> [Exercise passage]
Members of the trade have been left angered after an article in The Times seemed to suggest that pubs and bars raise less than £1m towards policing a year in its headline.
The article, however, is talking about pubs in local authorities (LA) that have adopted late-night levies – of which there are eight, out of 350, across the country.
The article used information from the Home Office, which stated eight LAs had a late-night levy in place as of 31 March 2017 – based on data received from 98% of LAs (343 out of 350).
The amount raised by late-night levies across all eight LAs, which includes estimated figures provided by some LAs, was around £1.8m in the year ending 31 March 2017, the Government body confirmed.
The Association of Licensed Multiple Retailers (ALMR) has refuted the article and said it was "nonsense" on Twitter.
"Hospitality businesses pay £21 billion in taxes that go towards funding public services, including police forces across the UK.
“The revelation that late night levies around the country have raised only £1 million, is a measure of how unfit for purpose the tax is, rather than how much or little hospitality businesses raise. Levies are an extra tax above and beyond the considerable tax burden the sector already faces.
“It should also be noted that many venues contribute to local partnership schemes aimed at improving the night-time economy and ensuring that customers and staff members remain safe. Any assertion that pubs and bars do not pay their way is not only false, but disingenuous also.”
The ALMR has often criticised councils that have introduced, or have proposed to introduce, late-night levies by warning that there is a real "danger that businesses will suffer".
In November, the Government rejected the proposal to scrap the late-night levy, saying that the scheme "enables local authorities to collect a financial contribution from businesses that profit from selling alcohol late at night to contribute towards the cost of late-night policing and other costs associated with the night-time economy".
However, this decision “hugely disappointed” the ALMR and the British Beer & Pub Association.

> [What this exercise asks]
[1] Do these statements agree with the passage about late-night levies? For each, answer yes or no and quote the words of the passage that decide it.
(a) Eight local authorities had a late-night levy in place as of 31 March 2017.
(b) The Home Office figures were based on data from all 350 local authorities.
(c) In November the Government agreed to scrap the late-night levy.
[2] Reproduce the part of the passage about late-night levies that opens with the words containing "Members of the" and closes with "Government body confirmed.".

> [Information given]
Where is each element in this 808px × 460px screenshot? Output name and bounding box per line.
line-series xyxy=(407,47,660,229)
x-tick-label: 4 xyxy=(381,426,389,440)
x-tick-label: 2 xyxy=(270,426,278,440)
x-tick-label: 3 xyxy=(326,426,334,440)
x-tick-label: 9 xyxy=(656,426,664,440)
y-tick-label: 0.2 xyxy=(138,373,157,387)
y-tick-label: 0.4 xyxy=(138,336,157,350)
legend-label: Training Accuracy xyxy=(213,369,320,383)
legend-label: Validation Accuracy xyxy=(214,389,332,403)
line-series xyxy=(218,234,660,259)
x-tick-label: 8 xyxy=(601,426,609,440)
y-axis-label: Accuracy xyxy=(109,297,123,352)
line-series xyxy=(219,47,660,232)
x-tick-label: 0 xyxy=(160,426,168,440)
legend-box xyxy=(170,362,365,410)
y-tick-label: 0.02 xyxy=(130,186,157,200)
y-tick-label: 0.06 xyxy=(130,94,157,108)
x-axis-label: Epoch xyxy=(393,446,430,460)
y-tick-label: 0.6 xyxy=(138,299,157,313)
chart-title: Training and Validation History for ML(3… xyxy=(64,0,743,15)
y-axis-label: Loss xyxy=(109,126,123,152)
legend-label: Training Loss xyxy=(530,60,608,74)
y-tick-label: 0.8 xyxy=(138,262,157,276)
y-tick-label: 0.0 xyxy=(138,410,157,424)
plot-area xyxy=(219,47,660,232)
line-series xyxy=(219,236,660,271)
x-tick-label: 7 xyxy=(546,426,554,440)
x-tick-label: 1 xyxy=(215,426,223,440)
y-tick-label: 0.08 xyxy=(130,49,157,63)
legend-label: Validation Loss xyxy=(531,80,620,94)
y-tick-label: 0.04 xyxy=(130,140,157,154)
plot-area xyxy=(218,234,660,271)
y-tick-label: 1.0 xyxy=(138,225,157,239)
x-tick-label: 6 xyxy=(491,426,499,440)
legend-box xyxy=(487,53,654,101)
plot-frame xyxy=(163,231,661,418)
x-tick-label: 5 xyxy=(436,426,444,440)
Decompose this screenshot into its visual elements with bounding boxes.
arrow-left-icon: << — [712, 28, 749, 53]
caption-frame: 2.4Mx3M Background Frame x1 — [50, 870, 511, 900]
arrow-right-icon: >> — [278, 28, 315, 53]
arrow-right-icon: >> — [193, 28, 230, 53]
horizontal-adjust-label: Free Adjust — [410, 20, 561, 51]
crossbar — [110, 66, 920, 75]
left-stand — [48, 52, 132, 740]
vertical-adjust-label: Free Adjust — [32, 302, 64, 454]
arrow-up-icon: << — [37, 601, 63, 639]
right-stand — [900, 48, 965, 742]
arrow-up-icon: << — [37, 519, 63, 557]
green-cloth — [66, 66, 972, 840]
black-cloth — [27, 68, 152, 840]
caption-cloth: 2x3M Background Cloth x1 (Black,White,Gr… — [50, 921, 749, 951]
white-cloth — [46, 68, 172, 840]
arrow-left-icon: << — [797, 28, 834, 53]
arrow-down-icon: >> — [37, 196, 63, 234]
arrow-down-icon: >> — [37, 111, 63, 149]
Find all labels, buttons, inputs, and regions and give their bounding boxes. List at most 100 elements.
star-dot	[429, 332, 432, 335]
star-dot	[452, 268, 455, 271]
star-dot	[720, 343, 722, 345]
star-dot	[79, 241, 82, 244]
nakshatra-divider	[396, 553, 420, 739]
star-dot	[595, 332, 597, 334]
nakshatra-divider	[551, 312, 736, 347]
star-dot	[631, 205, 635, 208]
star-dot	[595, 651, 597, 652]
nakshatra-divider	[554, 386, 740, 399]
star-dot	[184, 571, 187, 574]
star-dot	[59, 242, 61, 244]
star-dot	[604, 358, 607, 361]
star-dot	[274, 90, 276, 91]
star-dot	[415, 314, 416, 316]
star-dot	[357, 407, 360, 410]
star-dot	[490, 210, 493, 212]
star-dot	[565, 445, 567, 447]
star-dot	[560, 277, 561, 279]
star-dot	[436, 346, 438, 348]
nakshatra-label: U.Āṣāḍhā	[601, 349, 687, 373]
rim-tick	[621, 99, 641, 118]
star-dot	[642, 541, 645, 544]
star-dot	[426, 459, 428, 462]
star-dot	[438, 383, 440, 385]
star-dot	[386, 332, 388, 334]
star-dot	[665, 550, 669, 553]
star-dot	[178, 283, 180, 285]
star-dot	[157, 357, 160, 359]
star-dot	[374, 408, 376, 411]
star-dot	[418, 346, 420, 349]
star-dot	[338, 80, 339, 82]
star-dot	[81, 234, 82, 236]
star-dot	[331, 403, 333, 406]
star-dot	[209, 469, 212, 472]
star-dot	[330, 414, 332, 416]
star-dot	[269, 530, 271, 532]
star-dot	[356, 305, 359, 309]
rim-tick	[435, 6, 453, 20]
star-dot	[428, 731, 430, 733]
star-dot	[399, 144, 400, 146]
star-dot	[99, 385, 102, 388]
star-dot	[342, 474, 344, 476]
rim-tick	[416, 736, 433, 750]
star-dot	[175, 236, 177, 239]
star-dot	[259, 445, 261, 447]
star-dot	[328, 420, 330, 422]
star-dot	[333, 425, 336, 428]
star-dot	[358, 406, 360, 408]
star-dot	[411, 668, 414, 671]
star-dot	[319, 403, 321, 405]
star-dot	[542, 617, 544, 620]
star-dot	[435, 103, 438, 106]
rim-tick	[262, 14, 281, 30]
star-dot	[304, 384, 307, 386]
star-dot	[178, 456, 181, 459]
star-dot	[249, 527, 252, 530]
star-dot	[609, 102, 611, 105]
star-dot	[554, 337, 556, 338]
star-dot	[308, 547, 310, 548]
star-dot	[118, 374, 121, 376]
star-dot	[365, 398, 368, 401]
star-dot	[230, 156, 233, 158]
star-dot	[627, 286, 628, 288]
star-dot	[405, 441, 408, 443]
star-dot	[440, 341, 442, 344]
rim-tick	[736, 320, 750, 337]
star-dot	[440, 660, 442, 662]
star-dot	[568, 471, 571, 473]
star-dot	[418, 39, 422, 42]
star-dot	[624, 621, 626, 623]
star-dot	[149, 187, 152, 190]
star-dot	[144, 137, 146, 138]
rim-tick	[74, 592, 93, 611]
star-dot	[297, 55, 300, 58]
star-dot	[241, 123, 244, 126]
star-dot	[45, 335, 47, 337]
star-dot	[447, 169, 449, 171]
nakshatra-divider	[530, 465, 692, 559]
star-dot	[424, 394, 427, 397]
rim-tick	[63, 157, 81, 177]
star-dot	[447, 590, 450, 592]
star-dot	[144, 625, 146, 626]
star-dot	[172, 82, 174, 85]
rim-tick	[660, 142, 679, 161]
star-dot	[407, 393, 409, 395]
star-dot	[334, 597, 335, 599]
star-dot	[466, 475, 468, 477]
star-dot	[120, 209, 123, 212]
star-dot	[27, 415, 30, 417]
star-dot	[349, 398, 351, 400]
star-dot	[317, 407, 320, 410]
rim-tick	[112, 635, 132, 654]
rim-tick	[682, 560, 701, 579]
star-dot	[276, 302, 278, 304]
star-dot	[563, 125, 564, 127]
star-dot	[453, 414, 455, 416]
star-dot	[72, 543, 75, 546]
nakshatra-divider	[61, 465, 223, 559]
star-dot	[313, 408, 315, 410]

> [Exercise responses]
[1]
(a) Yes: "eight LAs had a late-night levy in place as of 31 March 2017"
(b) No: "based on data received from 98% of LAs (343 out of 350)"
(c) No: "In November, the Government rejected the proposal to scrap the late-night levy"

[2]
Members of the trade have been left angered after an article in The Times seemed to suggest that pubs and bars raise less than £1m towards policing a year in its headline.
The article, however, is talking about pubs in local authorities (LA) that have adopted late-night levies – of which there are eight, out of 350, across the country.
The article used information from the Home Office, which stated eight LAs had a late-night levy in place as of 31 March 2017 – based on data received from 98% of LAs (343 out of 350).
The amount raised by late-night levies across all eight LAs, which includes estimated figures provided by some LAs, was around £1.8m in the year ending 31 March 2017, the Government body confirmed.